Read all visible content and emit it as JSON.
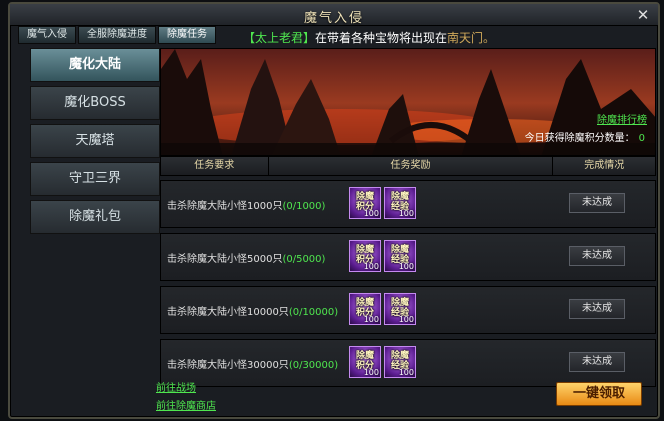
{
  "window": {
    "title": "魔气入侵",
    "close_icon": "close-icon"
  },
  "tabs": [
    {
      "label": "魔气入侵",
      "active": false
    },
    {
      "label": "全服除魔进度",
      "active": false
    },
    {
      "label": "除魔任务",
      "active": true
    }
  ],
  "ticker": {
    "name": "【太上老君】",
    "text": "在带着各种宝物将出现在",
    "tail": "南天门。"
  },
  "nav": [
    {
      "label": "魔化大陆",
      "active": true
    },
    {
      "label": "魔化BOSS",
      "active": false
    },
    {
      "label": "天魔塔",
      "active": false
    },
    {
      "label": "守卫三界",
      "active": false
    },
    {
      "label": "除魔礼包",
      "active": false
    }
  ],
  "banner": {
    "rank_link": "除魔排行榜",
    "score_label": "今日获得除魔积分数量：",
    "score_value": "0"
  },
  "table": {
    "headers": [
      "任务要求",
      "任务奖励",
      "完成情况"
    ],
    "rows": [
      {
        "req": "击杀除魔大陆小怪1000只",
        "progress": "(0/1000)",
        "status": "未达成"
      },
      {
        "req": "击杀除魔大陆小怪5000只",
        "progress": "(0/5000)",
        "status": "未达成"
      },
      {
        "req": "击杀除魔大陆小怪10000只",
        "progress": "(0/10000)",
        "status": "未达成"
      },
      {
        "req": "击杀除魔大陆小怪30000只",
        "progress": "(0/30000)",
        "status": "未达成"
      }
    ],
    "rewards": [
      {
        "line1": "除魔",
        "line2": "积分",
        "qty": "100"
      },
      {
        "line1": "除魔",
        "line2": "经验",
        "qty": "100"
      }
    ]
  },
  "footer": {
    "link1": "前往战场",
    "link2": "前往除魔商店",
    "claim": "一键领取"
  }
}
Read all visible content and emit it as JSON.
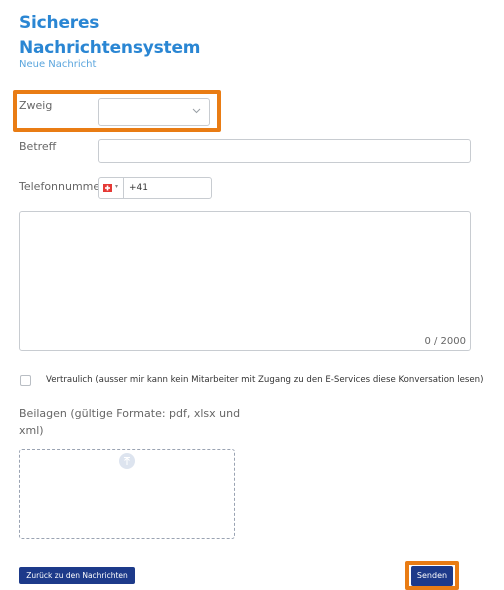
{
  "header": {
    "title_line1": "Sicheres",
    "title_line2": "Nachrichtensystem",
    "subtitle": "Neue Nachricht"
  },
  "form": {
    "branch_label": "Zweig",
    "branch_value": "",
    "subject_label": "Betreff",
    "subject_value": "",
    "phone_label": "Telefonnumme",
    "phone_country_flag": "swiss-flag-icon",
    "phone_value": "+41",
    "message_value": "",
    "message_counter": "0 / 2000",
    "confidential_label": "Vertraulich (ausser mir kann kein Mitarbeiter mit Zugang zu den E-Services diese Konversation lesen)",
    "attachments_label_line1": "Beilagen (gültige Formate: pdf, xlsx und",
    "attachments_label_line2": "xml)"
  },
  "buttons": {
    "back_label": "Zurück zu den Nachrichten",
    "send_label": "Senden"
  },
  "colors": {
    "accent_blue": "#2a86d3",
    "highlight_orange": "#e97c14",
    "button_navy": "#1d3a8a"
  }
}
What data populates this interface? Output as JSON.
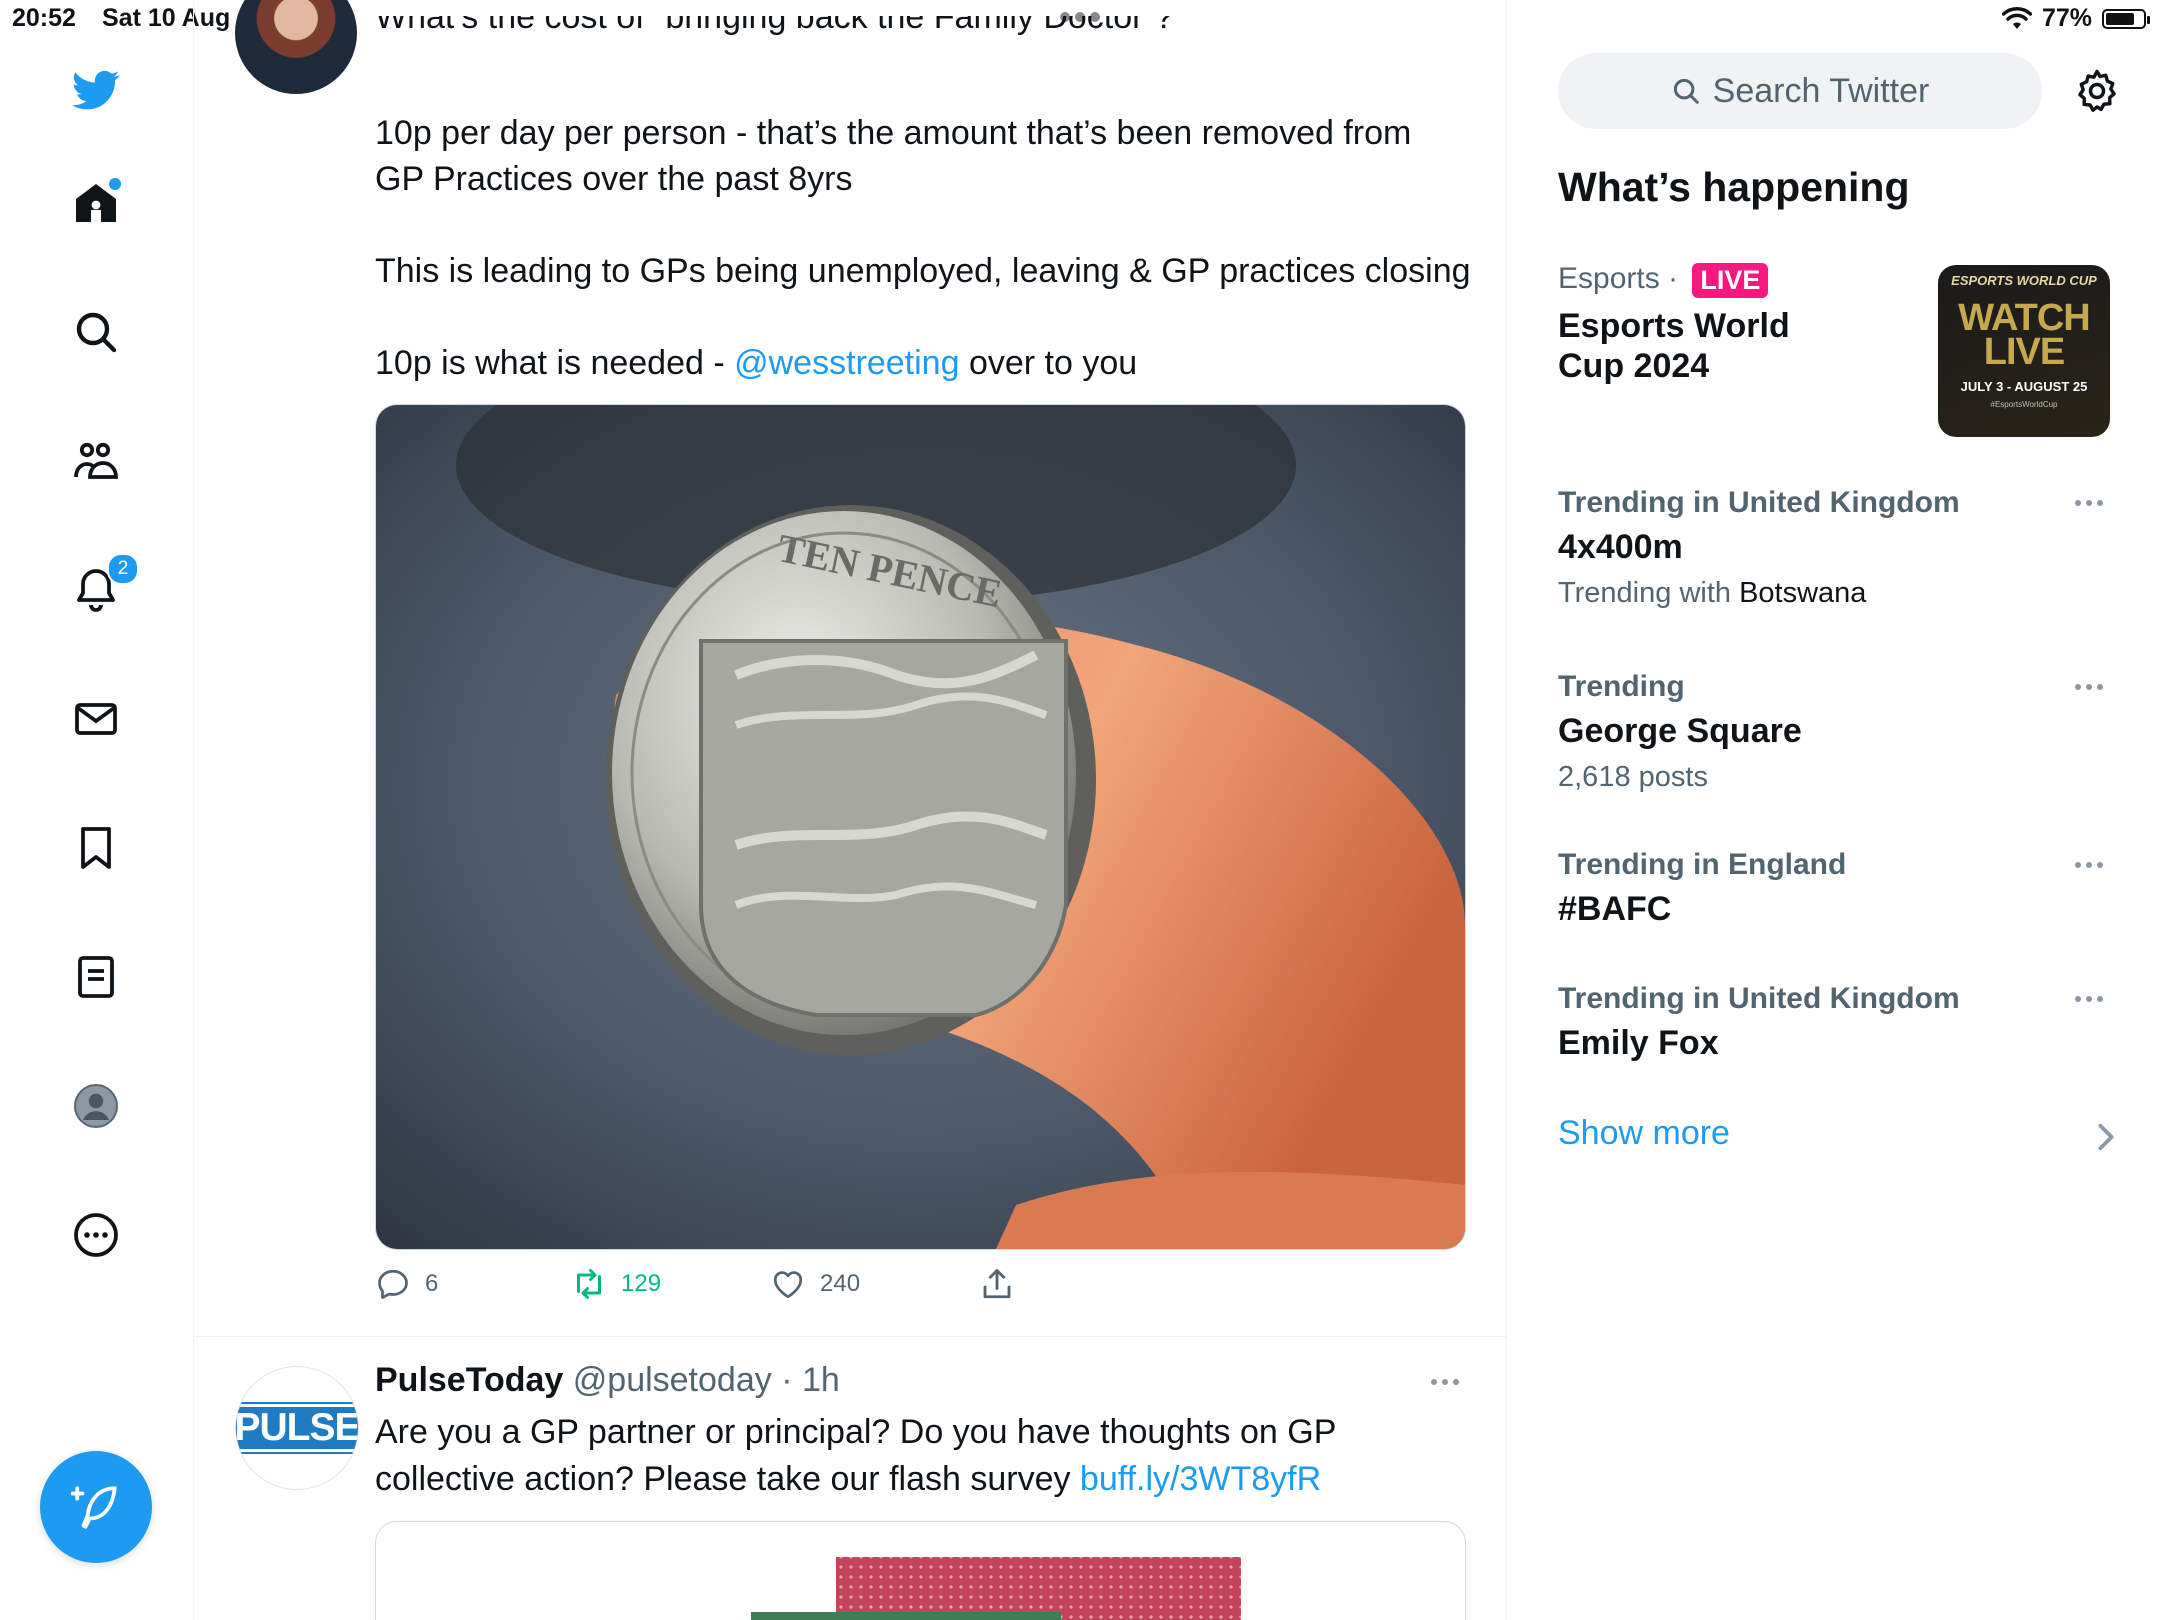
{
  "status_bar": {
    "time": "20:52",
    "date": "Sat 10 Aug",
    "battery": "77%",
    "battery_level": 0.77
  },
  "nav": {
    "items": [
      {
        "name": "twitter-logo",
        "label": "Twitter"
      },
      {
        "name": "home",
        "label": "Home"
      },
      {
        "name": "explore",
        "label": "Explore"
      },
      {
        "name": "communities",
        "label": "Communities"
      },
      {
        "name": "notifications",
        "label": "Notifications",
        "badge": "2"
      },
      {
        "name": "messages",
        "label": "Messages"
      },
      {
        "name": "bookmarks",
        "label": "Bookmarks"
      },
      {
        "name": "lists",
        "label": "Lists"
      },
      {
        "name": "profile",
        "label": "Profile"
      },
      {
        "name": "more",
        "label": "More"
      }
    ],
    "notification_badge": "2",
    "compose_icon": "compose-icon"
  },
  "tweet1": {
    "line0": "What’s the cost of “bringing back the Family Doctor”?",
    "line1": "10p per day per person - that’s the amount that’s been removed from",
    "line2": "GP Practices over the past 8yrs",
    "line3": "This is leading to GPs being unemployed, leaving & GP practices closing",
    "line4_prefix": "10p is what is needed - ",
    "line4_mention": "@wesstreeting",
    "line4_suffix": " over to you",
    "media_caption": "TEN PENCE",
    "replies": "6",
    "retweets": "129",
    "likes": "240"
  },
  "tweet2": {
    "name": "PulseToday",
    "handle": "@pulsetoday",
    "time": "1h",
    "avatar_text": "PULSE",
    "line1": "Are you a GP partner or principal? Do you have thoughts on GP",
    "line2_prefix": "collective action? Please take our flash survey ",
    "line2_link": "buff.ly/3WT8yfR"
  },
  "sidebar": {
    "search_placeholder": "Search Twitter",
    "title": "What’s happening",
    "featured": {
      "category": "Esports",
      "live": "LIVE",
      "name_line1": "Esports World",
      "name_line2": "Cup 2024",
      "thumb_brand": "ESPORTS WORLD CUP",
      "thumb_watch": "WATCH LIVE",
      "thumb_dates": "JULY 3 - AUGUST 25",
      "thumb_hash": "#EsportsWorldCup"
    },
    "trends": [
      {
        "category": "Trending in United Kingdom",
        "name": "4x400m",
        "sub_prefix": "Trending with ",
        "sub_highlight": "Botswana"
      },
      {
        "category": "Trending",
        "name": "George Square",
        "sub": "2,618 posts"
      },
      {
        "category": "Trending in England",
        "name": "#BAFC"
      },
      {
        "category": "Trending in United Kingdom",
        "name": "Emily Fox"
      }
    ],
    "show_more": "Show more"
  },
  "colors": {
    "accent": "#1d9bf0",
    "retweet_green": "#00ba7c",
    "live_pink": "#f91880",
    "muted_text": "#536471"
  }
}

◇ ◇ ◇ ◇ ◇ ◇ ◇

■ Goal
Retype every record above exactly as written, but leave out the pictures.

■ Result for this task
Read all visible content and emit it as JSON.
{
  "window": {
    "title": "魔气入侵",
    "close_icon": "close-icon"
  },
  "tabs": [
    {
      "label": "魔气入侵",
      "active": false
    },
    {
      "label": "全服除魔进度",
      "active": false
    },
    {
      "label": "除魔任务",
      "active": true
    }
  ],
  "ticker": {
    "name": "【太上老君】",
    "text": "在带着各种宝物将出现在",
    "tail": "南天门。"
  },
  "nav": [
    {
      "label": "魔化大陆",
      "active": true
    },
    {
      "label": "魔化BOSS",
      "active": false
    },
    {
      "label": "天魔塔",
      "active": false
    },
    {
      "label": "守卫三界",
      "active": false
    },
    {
      "label": "除魔礼包",
      "active": false
    }
  ],
  "banner": {
    "rank_link": "除魔排行榜",
    "score_label": "今日获得除魔积分数量：",
    "score_value": "0"
  },
  "table": {
    "headers": [
      "任务要求",
      "任务奖励",
      "完成情况"
    ],
    "rows": [
      {
        "req": "击杀除魔大陆小怪1000只",
        "progress": "(0/1000)",
        "status": "未达成"
      },
      {
        "req": "击杀除魔大陆小怪5000只",
        "progress": "(0/5000)",
        "status": "未达成"
      },
      {
        "req": "击杀除魔大陆小怪10000只",
        "progress": "(0/10000)",
        "status": "未达成"
      },
      {
        "req": "击杀除魔大陆小怪30000只",
        "progress": "(0/30000)",
        "status": "未达成"
      }
    ],
    "rewards": [
      {
        "line1": "除魔",
        "line2": "积分",
        "qty": "100"
      },
      {
        "line1": "除魔",
        "line2": "经验",
        "qty": "100"
      }
    ]
  },
  "footer": {
    "link1": "前往战场",
    "link2": "前往除魔商店",
    "claim": "一键领取"
  }
}
Read all visible content and emit it as JSON.
{
  "header": {
    "title_line1": "Sicheres",
    "title_line2": "Nachrichtensystem",
    "subtitle": "Neue Nachricht"
  },
  "form": {
    "branch_label": "Zweig",
    "branch_value": "",
    "subject_label": "Betreff",
    "subject_value": "",
    "phone_label": "Telefonnumme",
    "phone_country_flag": "swiss-flag-icon",
    "phone_value": "+41",
    "message_value": "",
    "message_counter": "0 / 2000",
    "confidential_label": "Vertraulich (ausser mir kann kein Mitarbeiter mit Zugang zu den E-Services diese Konversation lesen)",
    "attachments_label_line1": "Beilagen (gültige Formate: pdf, xlsx und",
    "attachments_label_line2": "xml)"
  },
  "buttons": {
    "back_label": "Zurück zu den Nachrichten",
    "send_label": "Senden"
  },
  "colors": {
    "accent_blue": "#2a86d3",
    "highlight_orange": "#e97c14",
    "button_navy": "#1d3a8a"
  }
}
What data populates this interface? Output as JSON.
{
  "status_bar": {
    "time": "20:52",
    "date": "Sat 10 Aug",
    "battery": "77%",
    "battery_level": 0.77
  },
  "nav": {
    "items": [
      {
        "name": "twitter-logo",
        "label": "Twitter"
      },
      {
        "name": "home",
        "label": "Home"
      },
      {
        "name": "explore",
        "label": "Explore"
      },
      {
        "name": "communities",
        "label": "Communities"
      },
      {
        "name": "notifications",
        "label": "Notifications",
        "badge": "2"
      },
      {
        "name": "messages",
        "label": "Messages"
      },
      {
        "name": "bookmarks",
        "label": "Bookmarks"
      },
      {
        "name": "lists",
        "label": "Lists"
      },
      {
        "name": "profile",
        "label": "Profile"
      },
      {
        "name": "more",
        "label": "More"
      }
    ],
    "notification_badge": "2",
    "compose_icon": "compose-icon"
  },
  "tweet1": {
    "line0": "What’s the cost of “bringing back the Family Doctor”?",
    "line1": "10p per day per person - that’s the amount that’s been removed from",
    "line2": "GP Practices over the past 8yrs",
    "line3": "This is leading to GPs being unemployed, leaving & GP practices closing",
    "line4_prefix": "10p is what is needed - ",
    "line4_mention": "@wesstreeting",
    "line4_suffix": " over to you",
    "media_caption": "TEN PENCE",
    "replies": "6",
    "retweets": "129",
    "likes": "240"
  },
  "tweet2": {
    "name": "PulseToday",
    "handle": "@pulsetoday",
    "time": "1h",
    "avatar_text": "PULSE",
    "line1": "Are you a GP partner or principal? Do you have thoughts on GP",
    "line2_prefix": "collective action? Please take our flash survey ",
    "line2_link": "buff.ly/3WT8yfR"
  },
  "sidebar": {
    "search_placeholder": "Search Twitter",
    "title": "What’s happening",
    "featured": {
      "category": "Esports",
      "live": "LIVE",
      "name_line1": "Esports World",
      "name_line2": "Cup 2024",
      "thumb_brand": "ESPORTS WORLD CUP",
      "thumb_watch": "WATCH LIVE",
      "thumb_dates": "JULY 3 - AUGUST 25",
      "thumb_hash": "#EsportsWorldCup"
    },
    "trends": [
      {
        "category": "Trending in United Kingdom",
        "name": "4x400m",
        "sub_prefix": "Trending with ",
        "sub_highlight": "Botswana"
      },
      {
        "category": "Trending",
        "name": "George Square",
        "sub": "2,618 posts"
      },
      {
        "category": "Trending in England",
        "name": "#BAFC"
      },
      {
        "category": "Trending in United Kingdom",
        "name": "Emily Fox"
      }
    ],
    "show_more": "Show more"
  },
  "colors": {
    "accent": "#1d9bf0",
    "retweet_green": "#00ba7c",
    "live_pink": "#f91880",
    "muted_text": "#536471"
  }
}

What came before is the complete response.